From the entries below, gather every line containing the string "中山市房屋安全管理办法".

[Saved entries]

>> BEGIN

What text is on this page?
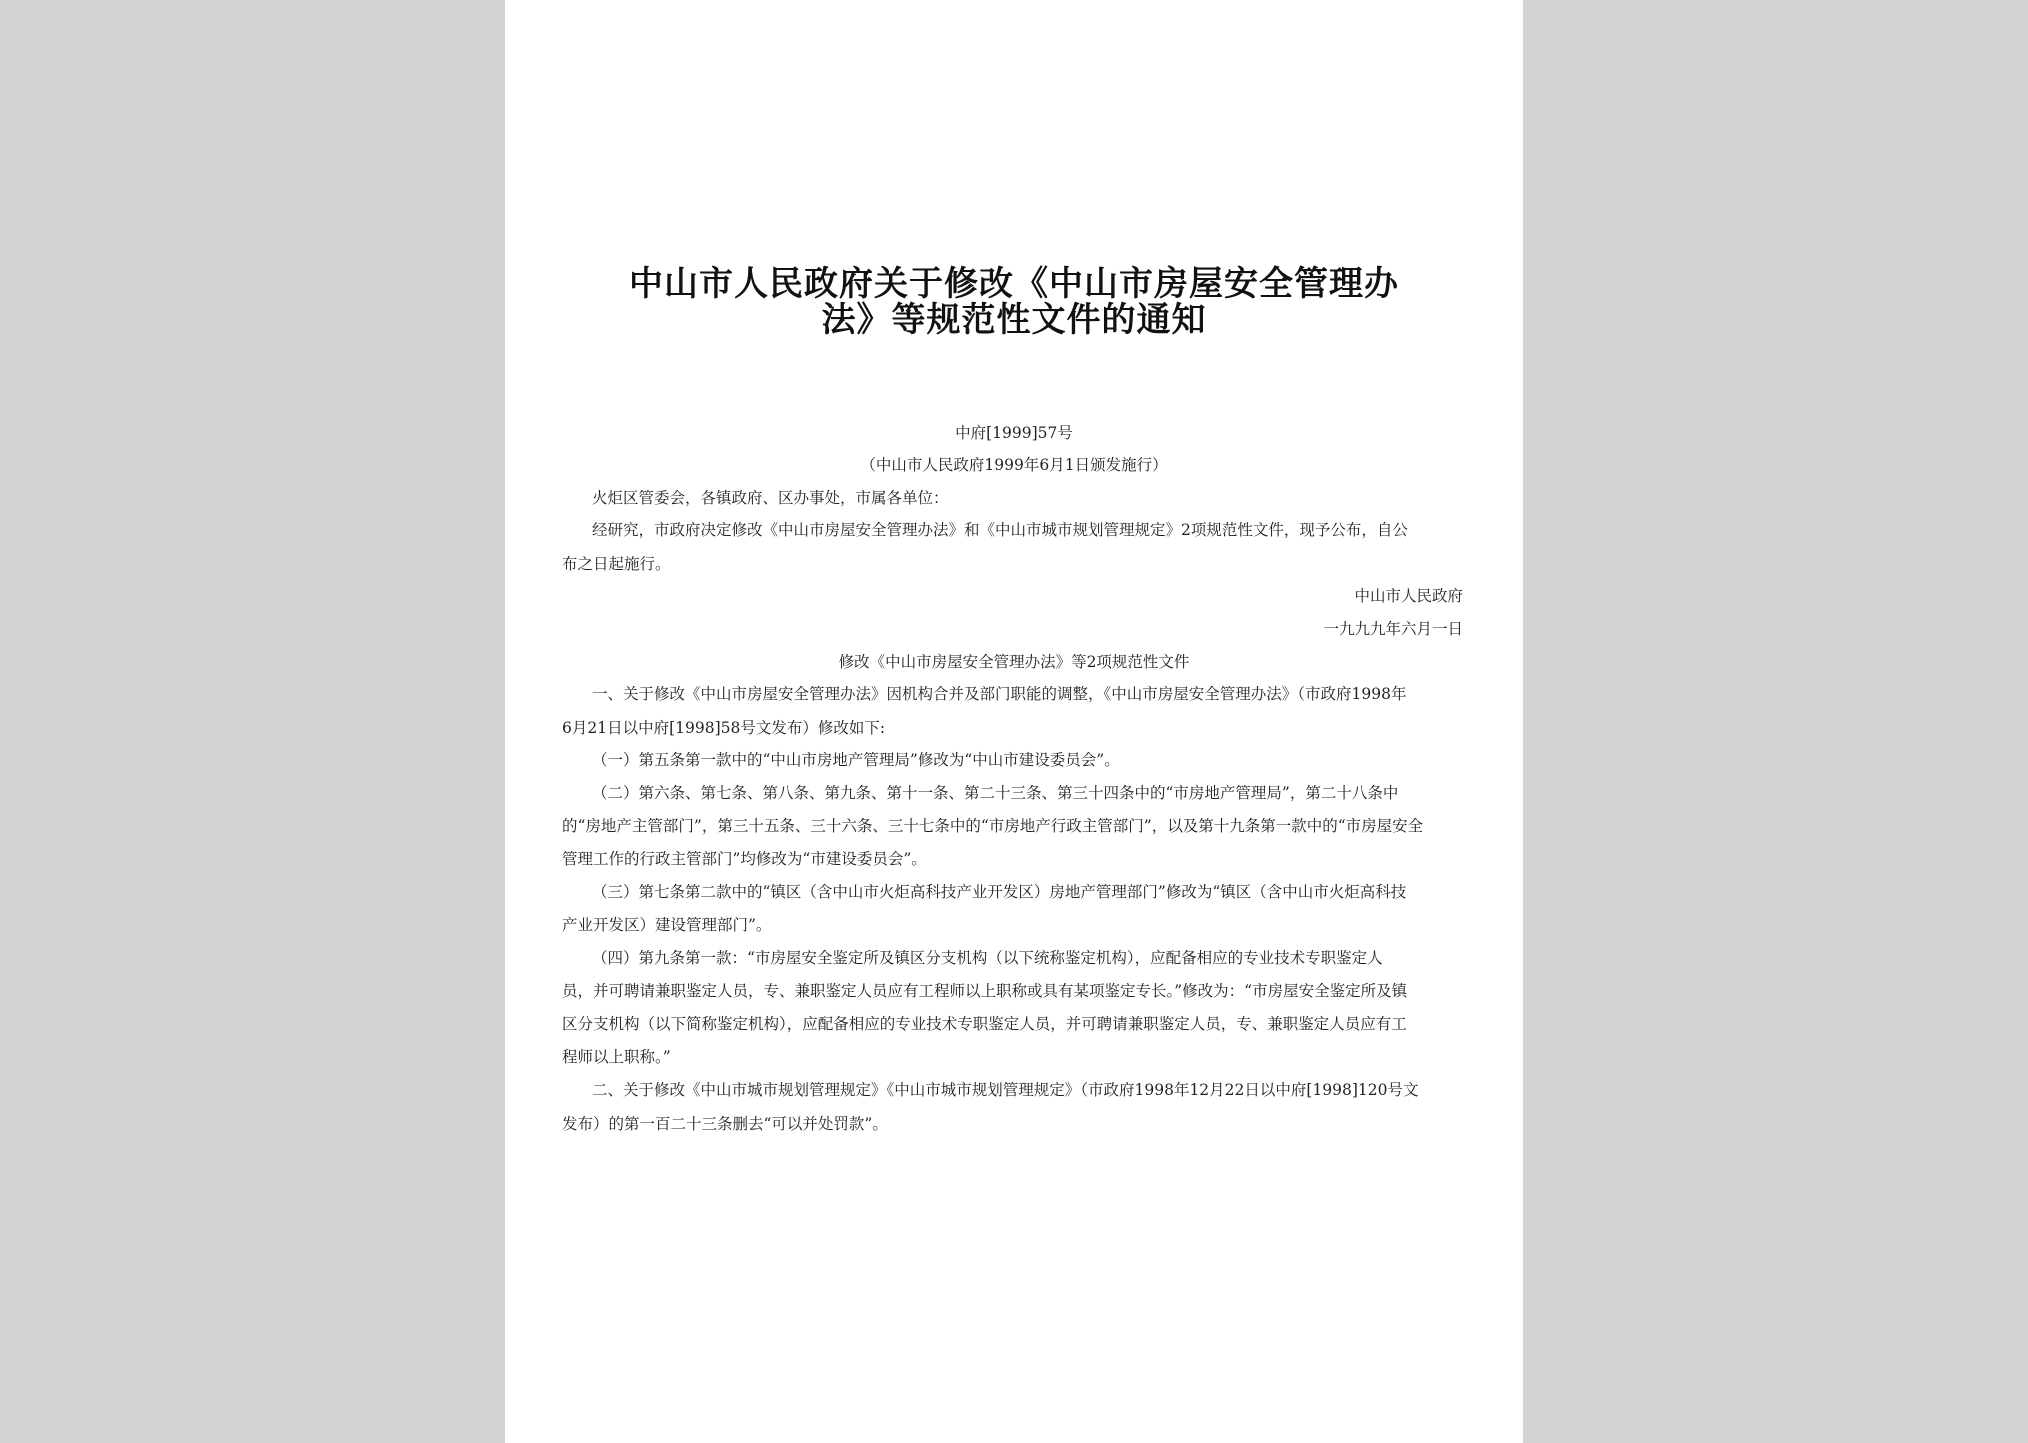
中山市人民政府关于修改《中山市房屋安全管理办
法》等规范性文件的通知
中府[1999]57号
（中山市人民政府1999年6月1日颁发施行）
火炬区管委会，各镇政府、区办事处，市属各单位：
经研究，市政府决定修改《中山市房屋安全管理办法》和《中山市城市规划管理规定》2项规范性文件，现予公布，自公
布之日起施行。
中山市人民政府
一九九九年六月一日
修改《中山市房屋安全管理办法》等2项规范性文件
一、关于修改《中山市房屋安全管理办法》因机构合并及部门职能的调整，《中山市房屋安全管理办法》（市政府1998年
6月21日以中府[1998]58号文发布）修改如下:
（一）第五条第一款中的“中山市房地产管理局”修改为“中山市建设委员会”。
（二）第六条、第七条、第八条、第九条、第十一条、第二十三条、第三十四条中的“市房地产管理局”，第二十八条中
的“房地产主管部门”，第三十五条、三十六条、三十七条中的“市房地产行政主管部门”，以及第十九条第一款中的“市房屋安全
管理工作的行政主管部门”均修改为“市建设委员会”。
（三）第七条第二款中的“镇区（含中山市火炬高科技产业开发区）房地产管理部门”修改为“镇区（含中山市火炬高科技
产业开发区）建设管理部门”。
（四）第九条第一款：“市房屋安全鉴定所及镇区分支机构（以下统称鉴定机构），应配备相应的专业技术专职鉴定人
员，并可聘请兼职鉴定人员，专、兼职鉴定人员应有工程师以上职称或具有某项鉴定专长。”修改为：“市房屋安全鉴定所及镇
区分支机构（以下简称鉴定机构），应配备相应的专业技术专职鉴定人员，并可聘请兼职鉴定人员，专、兼职鉴定人员应有工
程师以上职称。”
二、关于修改《中山市城市规划管理规定》《中山市城市规划管理规定》（市政府1998年12月22日以中府[1998]120号文
发布）的第一百二十三条删去“可以并处罚款”。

>> END

[Expected answer]
经研究，市政府决定修改《中山市房屋安全管理办法》和《中山市城市规划管理规定》2项规范性文件，现予公布，自公
修改《中山市房屋安全管理办法》等2项规范性文件
一、关于修改《中山市房屋安全管理办法》因机构合并及部门职能的调整，《中山市房屋安全管理办法》（市政府1998年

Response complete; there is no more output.